What is required:
Using the records below, give the number of lines where the word "bệnh" appears, with no further output.

-------- Given entries

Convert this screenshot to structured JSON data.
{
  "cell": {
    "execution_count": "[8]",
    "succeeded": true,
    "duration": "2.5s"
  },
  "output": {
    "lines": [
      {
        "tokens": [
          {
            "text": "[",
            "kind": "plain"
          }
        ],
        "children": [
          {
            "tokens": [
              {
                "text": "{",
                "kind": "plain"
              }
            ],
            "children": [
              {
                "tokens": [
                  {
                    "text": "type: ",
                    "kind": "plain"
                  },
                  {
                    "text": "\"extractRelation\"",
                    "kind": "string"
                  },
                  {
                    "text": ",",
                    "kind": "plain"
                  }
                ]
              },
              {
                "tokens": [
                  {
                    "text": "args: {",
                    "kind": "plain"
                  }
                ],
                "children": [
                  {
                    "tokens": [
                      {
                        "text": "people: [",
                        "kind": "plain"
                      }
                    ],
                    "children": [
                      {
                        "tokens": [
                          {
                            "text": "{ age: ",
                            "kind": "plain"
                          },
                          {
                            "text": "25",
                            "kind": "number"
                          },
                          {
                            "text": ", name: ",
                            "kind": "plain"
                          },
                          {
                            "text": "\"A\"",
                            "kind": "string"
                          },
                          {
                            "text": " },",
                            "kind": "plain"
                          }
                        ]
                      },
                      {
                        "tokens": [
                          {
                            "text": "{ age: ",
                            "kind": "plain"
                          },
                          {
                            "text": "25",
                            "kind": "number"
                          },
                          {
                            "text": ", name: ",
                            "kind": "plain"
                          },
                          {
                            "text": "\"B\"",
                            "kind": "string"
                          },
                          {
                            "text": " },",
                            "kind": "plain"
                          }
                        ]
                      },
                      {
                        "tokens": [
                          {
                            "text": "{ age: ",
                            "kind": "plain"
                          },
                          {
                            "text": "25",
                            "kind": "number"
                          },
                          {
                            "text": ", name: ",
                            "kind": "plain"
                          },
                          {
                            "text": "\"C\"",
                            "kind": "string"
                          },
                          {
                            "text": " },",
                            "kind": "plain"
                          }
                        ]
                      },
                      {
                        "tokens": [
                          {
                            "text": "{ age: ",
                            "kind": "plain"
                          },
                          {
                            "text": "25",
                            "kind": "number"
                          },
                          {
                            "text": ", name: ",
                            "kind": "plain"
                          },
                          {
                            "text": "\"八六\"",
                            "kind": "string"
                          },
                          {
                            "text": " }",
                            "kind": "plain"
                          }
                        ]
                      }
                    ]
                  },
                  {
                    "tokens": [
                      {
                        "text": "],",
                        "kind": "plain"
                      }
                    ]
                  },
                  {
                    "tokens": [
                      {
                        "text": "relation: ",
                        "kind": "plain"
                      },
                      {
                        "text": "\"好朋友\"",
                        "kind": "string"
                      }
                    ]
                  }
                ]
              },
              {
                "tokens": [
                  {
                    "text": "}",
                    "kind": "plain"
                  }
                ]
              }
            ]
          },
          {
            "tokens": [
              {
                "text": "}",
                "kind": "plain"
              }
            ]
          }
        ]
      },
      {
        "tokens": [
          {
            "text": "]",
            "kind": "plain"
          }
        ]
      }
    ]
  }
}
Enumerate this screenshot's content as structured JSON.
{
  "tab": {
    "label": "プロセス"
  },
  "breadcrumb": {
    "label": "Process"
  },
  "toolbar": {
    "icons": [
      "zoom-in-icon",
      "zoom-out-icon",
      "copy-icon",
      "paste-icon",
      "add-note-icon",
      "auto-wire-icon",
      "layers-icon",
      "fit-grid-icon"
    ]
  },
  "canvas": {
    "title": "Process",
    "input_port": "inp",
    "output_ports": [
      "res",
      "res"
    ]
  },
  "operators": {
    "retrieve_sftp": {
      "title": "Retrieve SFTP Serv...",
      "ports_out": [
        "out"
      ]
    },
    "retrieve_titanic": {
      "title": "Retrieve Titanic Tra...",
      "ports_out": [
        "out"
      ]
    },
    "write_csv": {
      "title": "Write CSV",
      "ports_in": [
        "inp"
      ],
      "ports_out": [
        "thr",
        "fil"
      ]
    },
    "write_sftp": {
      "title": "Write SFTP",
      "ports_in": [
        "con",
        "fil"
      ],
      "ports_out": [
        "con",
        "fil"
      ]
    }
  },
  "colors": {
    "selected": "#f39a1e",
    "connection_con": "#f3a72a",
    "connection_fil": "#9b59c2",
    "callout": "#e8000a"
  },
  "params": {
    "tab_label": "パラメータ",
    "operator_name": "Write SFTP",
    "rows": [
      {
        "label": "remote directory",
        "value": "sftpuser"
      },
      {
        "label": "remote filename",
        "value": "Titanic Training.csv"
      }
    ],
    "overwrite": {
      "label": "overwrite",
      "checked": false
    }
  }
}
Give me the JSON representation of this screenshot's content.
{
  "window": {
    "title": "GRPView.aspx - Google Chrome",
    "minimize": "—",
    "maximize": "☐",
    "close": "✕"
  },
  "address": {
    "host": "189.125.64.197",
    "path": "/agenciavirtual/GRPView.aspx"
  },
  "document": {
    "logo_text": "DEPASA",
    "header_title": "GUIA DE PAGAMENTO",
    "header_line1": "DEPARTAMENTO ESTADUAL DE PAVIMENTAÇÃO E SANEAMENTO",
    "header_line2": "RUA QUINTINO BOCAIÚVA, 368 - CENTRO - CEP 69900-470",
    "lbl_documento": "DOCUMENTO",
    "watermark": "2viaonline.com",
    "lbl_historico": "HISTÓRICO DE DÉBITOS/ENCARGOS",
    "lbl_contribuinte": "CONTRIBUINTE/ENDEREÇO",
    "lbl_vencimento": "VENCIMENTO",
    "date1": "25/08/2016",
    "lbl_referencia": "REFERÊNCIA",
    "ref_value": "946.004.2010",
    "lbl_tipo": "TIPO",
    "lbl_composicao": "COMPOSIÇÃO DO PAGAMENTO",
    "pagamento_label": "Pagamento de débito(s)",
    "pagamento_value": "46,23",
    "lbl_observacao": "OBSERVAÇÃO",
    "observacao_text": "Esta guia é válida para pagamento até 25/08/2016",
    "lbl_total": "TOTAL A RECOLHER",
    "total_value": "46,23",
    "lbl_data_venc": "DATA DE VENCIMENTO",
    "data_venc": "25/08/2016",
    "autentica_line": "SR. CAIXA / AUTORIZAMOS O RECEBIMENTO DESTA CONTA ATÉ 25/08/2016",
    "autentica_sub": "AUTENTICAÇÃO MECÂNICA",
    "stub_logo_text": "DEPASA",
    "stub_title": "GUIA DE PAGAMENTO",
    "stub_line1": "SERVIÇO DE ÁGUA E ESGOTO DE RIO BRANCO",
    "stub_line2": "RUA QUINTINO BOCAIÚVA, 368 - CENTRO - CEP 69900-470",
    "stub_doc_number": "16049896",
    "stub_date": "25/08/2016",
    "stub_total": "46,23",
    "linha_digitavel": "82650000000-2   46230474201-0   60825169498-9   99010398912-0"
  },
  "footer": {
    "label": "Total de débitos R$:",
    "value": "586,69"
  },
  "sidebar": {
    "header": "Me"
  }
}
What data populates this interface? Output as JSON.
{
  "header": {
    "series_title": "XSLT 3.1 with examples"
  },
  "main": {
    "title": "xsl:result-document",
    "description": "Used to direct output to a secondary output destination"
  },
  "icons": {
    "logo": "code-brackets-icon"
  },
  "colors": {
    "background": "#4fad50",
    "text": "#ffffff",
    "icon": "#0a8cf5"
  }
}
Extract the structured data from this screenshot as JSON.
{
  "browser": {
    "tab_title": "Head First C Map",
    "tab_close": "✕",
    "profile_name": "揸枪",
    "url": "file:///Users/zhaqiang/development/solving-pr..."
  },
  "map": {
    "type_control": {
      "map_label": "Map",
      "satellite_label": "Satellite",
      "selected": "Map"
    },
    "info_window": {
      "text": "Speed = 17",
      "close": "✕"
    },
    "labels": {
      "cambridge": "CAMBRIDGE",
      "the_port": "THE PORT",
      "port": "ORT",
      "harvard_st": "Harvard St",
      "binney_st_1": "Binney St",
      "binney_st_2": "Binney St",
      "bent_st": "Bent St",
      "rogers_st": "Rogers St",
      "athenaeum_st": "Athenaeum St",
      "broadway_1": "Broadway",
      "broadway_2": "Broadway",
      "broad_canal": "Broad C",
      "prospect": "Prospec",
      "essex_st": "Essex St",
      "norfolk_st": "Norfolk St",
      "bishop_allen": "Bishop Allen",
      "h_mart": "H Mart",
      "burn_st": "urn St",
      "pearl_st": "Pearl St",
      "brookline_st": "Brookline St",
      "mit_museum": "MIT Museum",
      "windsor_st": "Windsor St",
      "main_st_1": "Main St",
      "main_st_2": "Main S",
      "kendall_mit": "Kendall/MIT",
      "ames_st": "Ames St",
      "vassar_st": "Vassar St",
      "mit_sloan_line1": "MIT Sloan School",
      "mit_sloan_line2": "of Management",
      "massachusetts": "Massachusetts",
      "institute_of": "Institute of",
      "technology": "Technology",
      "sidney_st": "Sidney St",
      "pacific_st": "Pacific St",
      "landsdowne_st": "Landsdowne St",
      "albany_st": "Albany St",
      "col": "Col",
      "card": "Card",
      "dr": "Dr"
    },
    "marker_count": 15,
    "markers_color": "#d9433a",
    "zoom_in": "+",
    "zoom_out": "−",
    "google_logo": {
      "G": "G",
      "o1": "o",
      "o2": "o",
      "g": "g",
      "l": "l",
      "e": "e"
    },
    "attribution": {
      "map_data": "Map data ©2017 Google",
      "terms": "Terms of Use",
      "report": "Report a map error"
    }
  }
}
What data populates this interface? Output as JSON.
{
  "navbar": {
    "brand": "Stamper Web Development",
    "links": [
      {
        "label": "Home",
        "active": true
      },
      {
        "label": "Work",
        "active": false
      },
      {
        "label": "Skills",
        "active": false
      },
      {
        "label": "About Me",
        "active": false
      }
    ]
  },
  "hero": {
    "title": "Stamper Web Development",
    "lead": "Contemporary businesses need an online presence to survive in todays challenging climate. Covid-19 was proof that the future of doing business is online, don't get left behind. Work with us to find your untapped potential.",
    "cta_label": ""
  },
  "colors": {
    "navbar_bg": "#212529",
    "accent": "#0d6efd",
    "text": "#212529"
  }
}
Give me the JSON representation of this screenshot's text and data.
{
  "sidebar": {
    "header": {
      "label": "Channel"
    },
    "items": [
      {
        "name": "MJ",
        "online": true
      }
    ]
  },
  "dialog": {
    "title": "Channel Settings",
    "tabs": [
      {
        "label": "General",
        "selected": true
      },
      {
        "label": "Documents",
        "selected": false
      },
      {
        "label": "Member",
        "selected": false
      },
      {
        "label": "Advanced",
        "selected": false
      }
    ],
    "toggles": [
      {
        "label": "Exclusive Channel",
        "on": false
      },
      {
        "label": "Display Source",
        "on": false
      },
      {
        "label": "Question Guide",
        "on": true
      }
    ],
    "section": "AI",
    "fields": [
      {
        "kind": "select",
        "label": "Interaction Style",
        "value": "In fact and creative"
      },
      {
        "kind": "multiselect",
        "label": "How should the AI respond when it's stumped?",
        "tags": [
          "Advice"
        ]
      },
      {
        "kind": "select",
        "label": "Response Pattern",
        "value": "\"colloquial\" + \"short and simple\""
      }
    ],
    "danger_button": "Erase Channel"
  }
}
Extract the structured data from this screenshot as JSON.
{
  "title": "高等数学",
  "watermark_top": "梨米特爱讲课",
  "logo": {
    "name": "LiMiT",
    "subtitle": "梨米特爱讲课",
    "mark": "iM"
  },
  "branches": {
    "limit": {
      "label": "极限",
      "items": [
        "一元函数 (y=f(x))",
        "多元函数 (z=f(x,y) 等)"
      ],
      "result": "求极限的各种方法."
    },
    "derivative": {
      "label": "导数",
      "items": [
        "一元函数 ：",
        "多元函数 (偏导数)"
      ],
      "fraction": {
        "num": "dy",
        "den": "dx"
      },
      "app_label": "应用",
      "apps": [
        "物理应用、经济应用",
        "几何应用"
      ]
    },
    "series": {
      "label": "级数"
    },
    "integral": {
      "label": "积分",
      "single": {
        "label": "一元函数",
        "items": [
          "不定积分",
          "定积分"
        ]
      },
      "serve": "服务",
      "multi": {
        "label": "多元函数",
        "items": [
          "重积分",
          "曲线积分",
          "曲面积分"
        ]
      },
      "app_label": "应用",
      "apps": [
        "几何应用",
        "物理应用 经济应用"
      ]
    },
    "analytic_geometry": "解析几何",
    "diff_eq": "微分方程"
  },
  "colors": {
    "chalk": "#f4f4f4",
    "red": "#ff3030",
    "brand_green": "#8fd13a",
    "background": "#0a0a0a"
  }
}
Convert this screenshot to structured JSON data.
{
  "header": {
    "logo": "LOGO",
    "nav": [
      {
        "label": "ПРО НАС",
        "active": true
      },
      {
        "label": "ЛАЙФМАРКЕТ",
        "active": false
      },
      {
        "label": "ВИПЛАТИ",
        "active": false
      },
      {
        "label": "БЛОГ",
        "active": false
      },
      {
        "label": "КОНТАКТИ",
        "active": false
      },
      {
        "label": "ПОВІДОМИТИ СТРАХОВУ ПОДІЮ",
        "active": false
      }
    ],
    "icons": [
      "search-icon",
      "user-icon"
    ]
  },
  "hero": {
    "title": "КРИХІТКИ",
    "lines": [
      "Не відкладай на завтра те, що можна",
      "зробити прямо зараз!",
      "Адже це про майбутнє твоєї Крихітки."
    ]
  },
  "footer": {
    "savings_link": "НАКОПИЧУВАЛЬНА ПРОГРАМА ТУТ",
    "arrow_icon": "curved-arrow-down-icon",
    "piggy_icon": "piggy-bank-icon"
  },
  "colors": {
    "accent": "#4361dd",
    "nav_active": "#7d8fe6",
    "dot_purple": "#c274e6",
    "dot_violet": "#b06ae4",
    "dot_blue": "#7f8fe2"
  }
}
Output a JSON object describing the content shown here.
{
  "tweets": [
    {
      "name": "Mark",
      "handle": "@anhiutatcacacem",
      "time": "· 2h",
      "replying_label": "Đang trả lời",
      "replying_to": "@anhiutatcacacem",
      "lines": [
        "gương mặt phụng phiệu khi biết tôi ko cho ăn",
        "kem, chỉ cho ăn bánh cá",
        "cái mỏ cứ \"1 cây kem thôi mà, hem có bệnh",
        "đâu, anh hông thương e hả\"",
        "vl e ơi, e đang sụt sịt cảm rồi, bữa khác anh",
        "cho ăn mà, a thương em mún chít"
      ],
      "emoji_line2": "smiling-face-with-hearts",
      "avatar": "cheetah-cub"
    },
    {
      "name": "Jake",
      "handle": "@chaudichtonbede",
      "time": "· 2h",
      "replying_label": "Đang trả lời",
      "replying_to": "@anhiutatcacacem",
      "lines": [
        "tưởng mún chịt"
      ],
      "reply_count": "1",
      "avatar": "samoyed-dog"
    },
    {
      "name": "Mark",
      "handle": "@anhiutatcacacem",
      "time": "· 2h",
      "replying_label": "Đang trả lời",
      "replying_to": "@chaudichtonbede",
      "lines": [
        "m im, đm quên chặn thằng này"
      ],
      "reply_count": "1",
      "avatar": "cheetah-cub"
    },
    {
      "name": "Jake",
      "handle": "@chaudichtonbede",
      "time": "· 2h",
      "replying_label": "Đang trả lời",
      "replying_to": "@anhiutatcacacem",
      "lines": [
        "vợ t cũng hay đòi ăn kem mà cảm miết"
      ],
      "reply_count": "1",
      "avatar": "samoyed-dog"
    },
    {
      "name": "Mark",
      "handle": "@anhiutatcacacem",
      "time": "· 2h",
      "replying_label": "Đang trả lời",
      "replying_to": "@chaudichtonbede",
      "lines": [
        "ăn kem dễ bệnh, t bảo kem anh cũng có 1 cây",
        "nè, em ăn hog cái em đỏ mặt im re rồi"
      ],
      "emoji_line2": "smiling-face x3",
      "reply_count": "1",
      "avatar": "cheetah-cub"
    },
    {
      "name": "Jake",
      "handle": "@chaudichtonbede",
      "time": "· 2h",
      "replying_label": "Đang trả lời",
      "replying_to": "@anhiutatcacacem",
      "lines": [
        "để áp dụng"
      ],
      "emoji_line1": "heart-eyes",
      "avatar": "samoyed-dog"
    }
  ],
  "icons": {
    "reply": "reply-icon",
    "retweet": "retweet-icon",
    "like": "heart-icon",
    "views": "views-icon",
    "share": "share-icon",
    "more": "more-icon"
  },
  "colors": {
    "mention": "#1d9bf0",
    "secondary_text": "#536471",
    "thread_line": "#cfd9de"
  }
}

----------------

Expected answer:
2